### WRITTEN EXERCISE:
Look below. Copy each line that has "name" in it.

╔══

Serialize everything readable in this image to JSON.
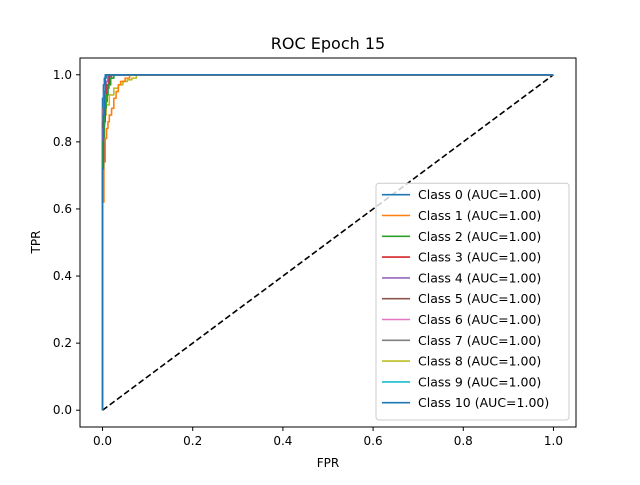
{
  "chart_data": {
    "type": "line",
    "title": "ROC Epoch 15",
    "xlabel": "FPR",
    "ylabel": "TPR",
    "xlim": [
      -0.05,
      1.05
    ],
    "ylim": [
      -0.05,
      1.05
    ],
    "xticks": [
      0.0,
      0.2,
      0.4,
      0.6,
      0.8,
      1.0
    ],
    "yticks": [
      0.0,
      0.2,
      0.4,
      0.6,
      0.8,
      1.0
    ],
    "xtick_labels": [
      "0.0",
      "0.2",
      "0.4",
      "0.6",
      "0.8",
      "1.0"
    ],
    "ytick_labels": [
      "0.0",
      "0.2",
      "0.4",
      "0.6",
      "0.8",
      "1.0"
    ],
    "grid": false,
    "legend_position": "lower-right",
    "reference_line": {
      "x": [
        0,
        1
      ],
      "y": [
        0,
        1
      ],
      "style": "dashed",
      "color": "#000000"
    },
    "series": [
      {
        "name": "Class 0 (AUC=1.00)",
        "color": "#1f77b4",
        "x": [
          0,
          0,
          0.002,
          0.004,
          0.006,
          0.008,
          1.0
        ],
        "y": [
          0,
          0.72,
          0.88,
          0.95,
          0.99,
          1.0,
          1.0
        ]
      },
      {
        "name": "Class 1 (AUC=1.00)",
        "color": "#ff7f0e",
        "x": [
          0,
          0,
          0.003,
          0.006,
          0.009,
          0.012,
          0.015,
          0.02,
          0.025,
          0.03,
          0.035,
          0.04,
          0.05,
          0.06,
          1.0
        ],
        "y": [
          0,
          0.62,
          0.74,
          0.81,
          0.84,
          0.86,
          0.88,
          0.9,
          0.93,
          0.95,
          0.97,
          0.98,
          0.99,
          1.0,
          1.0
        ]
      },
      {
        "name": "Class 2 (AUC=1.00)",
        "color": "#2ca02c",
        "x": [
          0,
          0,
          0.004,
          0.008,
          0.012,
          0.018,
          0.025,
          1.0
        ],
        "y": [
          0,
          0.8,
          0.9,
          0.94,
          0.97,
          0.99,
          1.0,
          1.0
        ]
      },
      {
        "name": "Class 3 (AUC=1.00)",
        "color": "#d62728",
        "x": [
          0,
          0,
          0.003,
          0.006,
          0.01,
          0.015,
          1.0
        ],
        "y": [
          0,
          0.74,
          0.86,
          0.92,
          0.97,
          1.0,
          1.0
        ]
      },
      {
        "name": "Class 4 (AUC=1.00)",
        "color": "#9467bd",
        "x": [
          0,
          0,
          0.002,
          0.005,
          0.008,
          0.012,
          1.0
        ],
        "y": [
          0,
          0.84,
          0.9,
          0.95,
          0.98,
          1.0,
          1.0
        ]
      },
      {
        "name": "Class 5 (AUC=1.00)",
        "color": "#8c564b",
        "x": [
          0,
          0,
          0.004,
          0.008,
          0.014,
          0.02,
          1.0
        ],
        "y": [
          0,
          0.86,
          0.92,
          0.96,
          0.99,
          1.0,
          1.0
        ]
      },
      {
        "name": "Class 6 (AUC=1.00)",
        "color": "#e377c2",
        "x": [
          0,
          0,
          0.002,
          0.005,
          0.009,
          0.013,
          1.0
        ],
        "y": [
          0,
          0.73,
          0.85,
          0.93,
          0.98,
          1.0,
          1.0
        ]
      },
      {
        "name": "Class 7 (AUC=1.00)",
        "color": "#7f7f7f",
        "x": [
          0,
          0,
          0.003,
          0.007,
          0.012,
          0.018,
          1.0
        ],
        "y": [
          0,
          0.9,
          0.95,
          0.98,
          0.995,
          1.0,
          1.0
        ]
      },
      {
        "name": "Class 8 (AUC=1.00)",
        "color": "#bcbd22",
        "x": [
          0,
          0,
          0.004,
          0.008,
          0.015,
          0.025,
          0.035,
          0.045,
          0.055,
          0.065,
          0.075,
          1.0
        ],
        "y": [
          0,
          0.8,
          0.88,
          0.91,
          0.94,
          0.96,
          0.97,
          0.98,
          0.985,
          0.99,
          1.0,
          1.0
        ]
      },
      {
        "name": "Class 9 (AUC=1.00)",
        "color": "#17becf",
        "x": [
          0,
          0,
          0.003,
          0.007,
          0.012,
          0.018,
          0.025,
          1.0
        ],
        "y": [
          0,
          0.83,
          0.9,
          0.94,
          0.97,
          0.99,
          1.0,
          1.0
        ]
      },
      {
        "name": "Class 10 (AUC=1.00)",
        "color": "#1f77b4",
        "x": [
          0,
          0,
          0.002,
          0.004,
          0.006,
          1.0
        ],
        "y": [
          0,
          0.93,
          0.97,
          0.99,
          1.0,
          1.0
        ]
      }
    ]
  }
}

╚══

### COMPLETE RESPONSE:
        "name": "Class 0 (AUC=1.00)",
        "name": "Class 1 (AUC=1.00)",
        "name": "Class 2 (AUC=1.00)",
        "name": "Class 3 (AUC=1.00)",
        "name": "Class 4 (AUC=1.00)",
        "name": "Class 5 (AUC=1.00)",
        "name": "Class 6 (AUC=1.00)",
        "name": "Class 7 (AUC=1.00)",
        "name": "Class 8 (AUC=1.00)",
        "name": "Class 9 (AUC=1.00)",
        "name": "Class 10 (AUC=1.00)",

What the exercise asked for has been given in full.